Gather all lines containing the string "JSON" and copy them out.

[Stored items from a collection]
++++

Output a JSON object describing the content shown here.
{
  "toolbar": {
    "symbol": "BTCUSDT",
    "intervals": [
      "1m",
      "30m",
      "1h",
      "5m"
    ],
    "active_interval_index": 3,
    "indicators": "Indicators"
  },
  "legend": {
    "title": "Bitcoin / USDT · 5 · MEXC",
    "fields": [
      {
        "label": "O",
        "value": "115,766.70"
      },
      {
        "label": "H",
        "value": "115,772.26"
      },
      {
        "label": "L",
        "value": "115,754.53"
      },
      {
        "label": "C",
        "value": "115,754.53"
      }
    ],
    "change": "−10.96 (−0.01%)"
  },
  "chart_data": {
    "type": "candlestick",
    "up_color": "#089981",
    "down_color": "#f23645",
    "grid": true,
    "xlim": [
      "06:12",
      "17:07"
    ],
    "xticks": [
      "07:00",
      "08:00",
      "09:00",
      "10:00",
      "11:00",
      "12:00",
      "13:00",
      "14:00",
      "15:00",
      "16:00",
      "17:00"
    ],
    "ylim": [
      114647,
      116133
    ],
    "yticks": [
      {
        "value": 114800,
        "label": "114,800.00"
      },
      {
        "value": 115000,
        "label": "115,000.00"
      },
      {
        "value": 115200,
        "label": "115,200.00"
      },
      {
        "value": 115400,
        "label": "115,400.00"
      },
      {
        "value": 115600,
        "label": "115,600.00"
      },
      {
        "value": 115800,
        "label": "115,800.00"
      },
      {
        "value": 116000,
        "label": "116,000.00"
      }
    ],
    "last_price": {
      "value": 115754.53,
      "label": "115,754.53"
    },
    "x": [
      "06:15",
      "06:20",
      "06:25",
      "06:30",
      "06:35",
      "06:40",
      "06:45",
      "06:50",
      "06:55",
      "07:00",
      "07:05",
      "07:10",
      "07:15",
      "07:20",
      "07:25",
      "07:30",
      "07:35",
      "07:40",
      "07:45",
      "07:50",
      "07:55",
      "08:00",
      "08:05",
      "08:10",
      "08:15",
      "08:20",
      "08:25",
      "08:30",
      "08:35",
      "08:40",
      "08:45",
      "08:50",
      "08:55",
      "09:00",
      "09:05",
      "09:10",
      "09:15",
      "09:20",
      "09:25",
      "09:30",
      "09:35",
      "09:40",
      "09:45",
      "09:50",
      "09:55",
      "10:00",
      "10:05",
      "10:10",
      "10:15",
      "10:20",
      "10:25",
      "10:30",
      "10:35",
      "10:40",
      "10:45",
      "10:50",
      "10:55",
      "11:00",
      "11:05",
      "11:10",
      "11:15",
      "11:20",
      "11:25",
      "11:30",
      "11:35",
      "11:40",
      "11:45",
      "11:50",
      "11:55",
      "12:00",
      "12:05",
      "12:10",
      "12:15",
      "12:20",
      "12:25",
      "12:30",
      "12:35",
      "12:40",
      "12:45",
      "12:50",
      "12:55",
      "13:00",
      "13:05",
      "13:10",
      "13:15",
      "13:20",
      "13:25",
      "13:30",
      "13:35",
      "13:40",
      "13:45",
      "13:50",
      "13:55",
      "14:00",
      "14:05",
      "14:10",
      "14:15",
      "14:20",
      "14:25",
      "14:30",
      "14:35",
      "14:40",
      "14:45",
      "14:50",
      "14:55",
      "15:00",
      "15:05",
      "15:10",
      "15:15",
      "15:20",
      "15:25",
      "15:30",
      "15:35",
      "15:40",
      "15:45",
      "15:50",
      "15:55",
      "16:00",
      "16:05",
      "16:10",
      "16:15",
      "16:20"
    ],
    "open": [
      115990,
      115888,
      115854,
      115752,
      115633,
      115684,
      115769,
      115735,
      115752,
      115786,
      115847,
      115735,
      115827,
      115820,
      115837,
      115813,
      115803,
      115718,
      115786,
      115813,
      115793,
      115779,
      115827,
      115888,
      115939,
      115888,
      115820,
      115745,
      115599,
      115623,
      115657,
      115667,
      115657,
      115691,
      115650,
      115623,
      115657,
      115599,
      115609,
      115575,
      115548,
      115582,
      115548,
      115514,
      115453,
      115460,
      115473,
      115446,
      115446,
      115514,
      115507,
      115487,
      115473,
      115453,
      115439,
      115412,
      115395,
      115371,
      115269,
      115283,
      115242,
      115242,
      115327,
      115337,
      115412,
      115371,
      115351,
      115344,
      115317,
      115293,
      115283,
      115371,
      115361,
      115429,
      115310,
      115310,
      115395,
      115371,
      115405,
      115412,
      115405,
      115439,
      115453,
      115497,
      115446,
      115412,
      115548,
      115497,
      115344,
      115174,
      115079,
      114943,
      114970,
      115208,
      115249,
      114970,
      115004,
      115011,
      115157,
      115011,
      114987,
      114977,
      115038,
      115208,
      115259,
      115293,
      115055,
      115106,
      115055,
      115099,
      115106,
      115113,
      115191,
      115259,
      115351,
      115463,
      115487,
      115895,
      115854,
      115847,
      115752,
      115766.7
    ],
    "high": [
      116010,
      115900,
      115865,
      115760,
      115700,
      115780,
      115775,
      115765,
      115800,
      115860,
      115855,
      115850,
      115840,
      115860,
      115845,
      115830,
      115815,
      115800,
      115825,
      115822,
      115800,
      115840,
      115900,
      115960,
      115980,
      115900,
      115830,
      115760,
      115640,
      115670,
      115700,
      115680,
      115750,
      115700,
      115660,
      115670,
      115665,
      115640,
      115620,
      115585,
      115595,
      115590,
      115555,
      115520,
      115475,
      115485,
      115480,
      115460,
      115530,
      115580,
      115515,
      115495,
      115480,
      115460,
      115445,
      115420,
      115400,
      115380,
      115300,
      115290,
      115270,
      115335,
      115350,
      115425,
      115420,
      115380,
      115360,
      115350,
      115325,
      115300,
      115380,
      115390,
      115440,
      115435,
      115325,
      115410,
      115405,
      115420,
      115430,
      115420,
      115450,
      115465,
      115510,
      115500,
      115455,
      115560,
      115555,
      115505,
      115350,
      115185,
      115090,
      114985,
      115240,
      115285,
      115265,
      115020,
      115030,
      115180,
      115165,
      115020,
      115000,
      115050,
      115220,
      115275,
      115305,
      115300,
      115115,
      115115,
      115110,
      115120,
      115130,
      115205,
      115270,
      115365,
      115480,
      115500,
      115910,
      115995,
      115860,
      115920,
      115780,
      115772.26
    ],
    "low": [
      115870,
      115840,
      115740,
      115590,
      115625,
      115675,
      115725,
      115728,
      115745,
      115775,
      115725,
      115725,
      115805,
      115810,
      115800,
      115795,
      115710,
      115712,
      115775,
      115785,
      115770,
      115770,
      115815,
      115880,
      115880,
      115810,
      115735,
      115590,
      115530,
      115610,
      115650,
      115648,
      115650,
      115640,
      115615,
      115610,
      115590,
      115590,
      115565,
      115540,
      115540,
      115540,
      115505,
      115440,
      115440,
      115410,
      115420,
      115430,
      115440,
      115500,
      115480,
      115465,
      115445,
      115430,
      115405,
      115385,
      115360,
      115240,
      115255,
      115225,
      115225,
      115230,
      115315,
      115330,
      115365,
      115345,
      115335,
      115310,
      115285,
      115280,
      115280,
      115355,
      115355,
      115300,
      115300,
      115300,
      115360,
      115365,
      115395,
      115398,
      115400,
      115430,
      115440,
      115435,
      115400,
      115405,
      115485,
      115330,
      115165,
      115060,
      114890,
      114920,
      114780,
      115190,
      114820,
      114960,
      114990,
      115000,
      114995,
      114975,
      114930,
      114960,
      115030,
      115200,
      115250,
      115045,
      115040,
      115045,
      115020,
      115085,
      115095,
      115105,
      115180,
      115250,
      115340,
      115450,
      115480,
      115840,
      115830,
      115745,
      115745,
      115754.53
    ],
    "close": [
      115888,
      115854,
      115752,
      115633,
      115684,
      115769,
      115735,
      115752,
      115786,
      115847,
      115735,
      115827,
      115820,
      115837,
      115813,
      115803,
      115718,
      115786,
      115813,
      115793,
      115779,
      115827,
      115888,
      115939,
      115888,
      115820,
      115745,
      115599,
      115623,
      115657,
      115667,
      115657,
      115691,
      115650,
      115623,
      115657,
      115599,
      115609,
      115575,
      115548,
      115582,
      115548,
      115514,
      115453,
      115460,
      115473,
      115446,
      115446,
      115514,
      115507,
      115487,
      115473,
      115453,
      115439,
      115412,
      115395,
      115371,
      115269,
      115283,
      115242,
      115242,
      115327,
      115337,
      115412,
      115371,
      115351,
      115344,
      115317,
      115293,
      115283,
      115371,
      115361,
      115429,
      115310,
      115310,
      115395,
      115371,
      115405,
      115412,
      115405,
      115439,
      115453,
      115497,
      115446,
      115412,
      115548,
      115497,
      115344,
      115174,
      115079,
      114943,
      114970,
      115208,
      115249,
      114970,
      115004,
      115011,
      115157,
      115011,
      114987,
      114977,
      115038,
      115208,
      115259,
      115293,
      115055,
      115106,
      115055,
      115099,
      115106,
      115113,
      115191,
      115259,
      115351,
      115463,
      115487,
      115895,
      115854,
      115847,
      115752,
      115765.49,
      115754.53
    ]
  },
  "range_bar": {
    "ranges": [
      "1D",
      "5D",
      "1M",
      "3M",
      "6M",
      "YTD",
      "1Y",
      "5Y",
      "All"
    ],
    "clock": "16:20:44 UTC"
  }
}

++++

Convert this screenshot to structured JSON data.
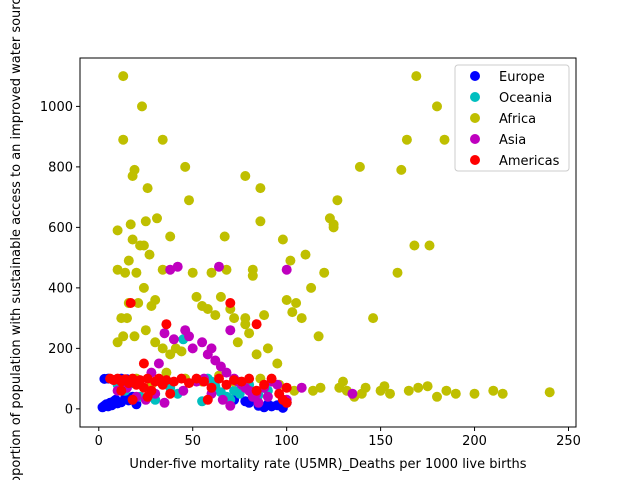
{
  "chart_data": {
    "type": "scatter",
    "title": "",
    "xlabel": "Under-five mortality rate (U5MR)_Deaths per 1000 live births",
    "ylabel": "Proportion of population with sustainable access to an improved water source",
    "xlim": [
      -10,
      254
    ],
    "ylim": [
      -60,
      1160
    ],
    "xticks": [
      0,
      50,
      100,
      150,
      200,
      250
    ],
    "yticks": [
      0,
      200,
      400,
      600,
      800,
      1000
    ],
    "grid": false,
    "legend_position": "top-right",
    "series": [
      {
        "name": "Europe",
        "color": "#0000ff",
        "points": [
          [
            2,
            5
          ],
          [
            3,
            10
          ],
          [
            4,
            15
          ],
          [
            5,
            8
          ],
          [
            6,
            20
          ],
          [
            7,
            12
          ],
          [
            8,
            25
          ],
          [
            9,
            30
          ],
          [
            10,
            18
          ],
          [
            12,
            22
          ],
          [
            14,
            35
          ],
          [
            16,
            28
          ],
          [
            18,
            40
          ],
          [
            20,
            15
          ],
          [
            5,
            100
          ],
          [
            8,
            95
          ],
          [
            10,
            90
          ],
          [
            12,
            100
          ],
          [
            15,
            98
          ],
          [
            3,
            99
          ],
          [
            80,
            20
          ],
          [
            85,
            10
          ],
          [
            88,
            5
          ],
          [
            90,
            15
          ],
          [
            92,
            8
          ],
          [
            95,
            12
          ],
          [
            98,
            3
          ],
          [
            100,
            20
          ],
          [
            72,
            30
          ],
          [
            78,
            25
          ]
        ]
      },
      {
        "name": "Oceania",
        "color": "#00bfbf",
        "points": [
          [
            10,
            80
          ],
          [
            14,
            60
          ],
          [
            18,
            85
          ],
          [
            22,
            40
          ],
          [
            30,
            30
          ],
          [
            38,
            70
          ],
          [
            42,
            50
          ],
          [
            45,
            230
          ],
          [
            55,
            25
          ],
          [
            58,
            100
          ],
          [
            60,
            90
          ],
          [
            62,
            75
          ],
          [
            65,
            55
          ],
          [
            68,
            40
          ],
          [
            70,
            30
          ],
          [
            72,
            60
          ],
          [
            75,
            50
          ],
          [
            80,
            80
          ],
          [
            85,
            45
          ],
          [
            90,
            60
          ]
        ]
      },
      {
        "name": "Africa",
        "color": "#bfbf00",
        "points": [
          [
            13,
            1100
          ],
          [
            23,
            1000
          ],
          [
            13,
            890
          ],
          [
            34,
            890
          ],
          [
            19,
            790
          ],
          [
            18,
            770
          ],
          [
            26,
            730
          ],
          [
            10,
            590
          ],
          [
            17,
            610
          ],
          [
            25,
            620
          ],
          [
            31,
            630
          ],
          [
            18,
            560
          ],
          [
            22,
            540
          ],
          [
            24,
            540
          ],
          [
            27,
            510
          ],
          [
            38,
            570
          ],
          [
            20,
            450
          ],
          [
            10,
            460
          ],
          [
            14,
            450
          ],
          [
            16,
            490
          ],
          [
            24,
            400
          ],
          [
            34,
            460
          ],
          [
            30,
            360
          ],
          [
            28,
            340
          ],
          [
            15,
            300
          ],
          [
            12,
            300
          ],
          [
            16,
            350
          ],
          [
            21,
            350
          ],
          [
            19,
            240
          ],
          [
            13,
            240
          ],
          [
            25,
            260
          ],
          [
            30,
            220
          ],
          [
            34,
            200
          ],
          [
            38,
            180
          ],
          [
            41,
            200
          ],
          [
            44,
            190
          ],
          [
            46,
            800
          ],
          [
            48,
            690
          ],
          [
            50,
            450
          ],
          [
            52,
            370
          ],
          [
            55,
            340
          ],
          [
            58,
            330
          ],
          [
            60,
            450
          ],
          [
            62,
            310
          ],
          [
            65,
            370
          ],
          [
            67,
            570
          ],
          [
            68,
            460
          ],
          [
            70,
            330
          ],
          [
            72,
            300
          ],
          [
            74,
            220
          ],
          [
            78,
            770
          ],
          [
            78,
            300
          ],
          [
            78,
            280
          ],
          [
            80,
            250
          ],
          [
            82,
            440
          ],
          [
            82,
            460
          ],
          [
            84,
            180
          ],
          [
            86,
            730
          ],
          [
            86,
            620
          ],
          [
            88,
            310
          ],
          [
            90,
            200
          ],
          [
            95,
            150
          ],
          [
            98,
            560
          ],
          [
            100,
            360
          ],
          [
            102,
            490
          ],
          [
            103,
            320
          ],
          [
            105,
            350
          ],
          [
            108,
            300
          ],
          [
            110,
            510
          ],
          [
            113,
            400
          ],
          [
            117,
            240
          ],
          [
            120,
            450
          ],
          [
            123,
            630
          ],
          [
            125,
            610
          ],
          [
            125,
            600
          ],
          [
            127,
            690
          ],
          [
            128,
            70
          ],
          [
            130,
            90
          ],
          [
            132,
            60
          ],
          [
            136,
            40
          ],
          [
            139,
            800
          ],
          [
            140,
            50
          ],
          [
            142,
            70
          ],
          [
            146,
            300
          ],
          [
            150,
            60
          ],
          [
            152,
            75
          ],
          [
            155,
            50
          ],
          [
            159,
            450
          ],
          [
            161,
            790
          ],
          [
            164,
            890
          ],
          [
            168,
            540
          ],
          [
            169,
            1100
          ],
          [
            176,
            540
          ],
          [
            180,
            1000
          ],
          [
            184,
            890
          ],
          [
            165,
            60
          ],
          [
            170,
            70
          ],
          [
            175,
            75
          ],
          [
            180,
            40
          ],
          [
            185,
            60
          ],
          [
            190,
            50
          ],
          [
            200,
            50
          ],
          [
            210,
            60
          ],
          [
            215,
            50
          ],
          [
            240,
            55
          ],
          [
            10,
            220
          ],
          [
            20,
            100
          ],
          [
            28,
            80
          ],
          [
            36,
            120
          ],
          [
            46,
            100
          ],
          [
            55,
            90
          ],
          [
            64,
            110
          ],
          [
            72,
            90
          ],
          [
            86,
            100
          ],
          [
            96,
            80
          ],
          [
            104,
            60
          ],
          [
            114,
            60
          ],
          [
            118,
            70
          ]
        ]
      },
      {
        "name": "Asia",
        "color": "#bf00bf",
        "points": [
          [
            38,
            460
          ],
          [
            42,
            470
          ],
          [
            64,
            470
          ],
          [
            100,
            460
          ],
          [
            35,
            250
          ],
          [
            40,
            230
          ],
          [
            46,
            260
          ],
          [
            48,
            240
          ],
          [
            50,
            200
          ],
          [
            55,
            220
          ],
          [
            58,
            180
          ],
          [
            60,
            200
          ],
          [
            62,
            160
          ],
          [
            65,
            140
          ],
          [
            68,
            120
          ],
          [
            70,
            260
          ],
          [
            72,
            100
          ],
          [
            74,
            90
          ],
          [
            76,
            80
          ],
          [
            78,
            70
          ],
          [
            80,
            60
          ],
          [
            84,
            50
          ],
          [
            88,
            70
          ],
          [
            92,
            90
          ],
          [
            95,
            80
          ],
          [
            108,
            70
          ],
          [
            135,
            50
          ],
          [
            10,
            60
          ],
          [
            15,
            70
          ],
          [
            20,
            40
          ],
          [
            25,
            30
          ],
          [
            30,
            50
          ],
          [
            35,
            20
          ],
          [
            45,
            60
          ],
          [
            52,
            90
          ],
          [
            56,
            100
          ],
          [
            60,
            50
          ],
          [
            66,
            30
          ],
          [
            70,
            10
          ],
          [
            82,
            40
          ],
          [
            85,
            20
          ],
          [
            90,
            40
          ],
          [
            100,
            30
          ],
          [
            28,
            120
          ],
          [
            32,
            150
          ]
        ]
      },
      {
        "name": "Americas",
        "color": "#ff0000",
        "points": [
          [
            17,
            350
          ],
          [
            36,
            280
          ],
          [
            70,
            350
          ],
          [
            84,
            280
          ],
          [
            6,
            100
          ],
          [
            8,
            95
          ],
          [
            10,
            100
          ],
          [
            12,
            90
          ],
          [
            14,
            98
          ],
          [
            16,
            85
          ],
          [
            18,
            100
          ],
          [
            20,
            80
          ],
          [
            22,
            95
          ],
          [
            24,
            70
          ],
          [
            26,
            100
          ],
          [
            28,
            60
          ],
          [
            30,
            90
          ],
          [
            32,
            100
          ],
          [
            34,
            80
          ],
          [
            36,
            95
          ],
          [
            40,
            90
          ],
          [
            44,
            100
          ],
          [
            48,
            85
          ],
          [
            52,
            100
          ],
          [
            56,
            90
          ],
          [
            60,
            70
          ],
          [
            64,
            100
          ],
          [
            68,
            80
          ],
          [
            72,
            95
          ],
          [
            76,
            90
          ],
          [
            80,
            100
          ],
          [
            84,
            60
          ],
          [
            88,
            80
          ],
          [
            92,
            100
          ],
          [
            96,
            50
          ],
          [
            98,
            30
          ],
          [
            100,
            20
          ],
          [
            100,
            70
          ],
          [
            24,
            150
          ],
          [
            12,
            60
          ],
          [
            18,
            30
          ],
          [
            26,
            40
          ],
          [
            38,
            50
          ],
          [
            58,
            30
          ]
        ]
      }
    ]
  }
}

++++

→ **Full output**:
Output a JSON object describing the content shown here.
Convert this screenshot to structured JSON data.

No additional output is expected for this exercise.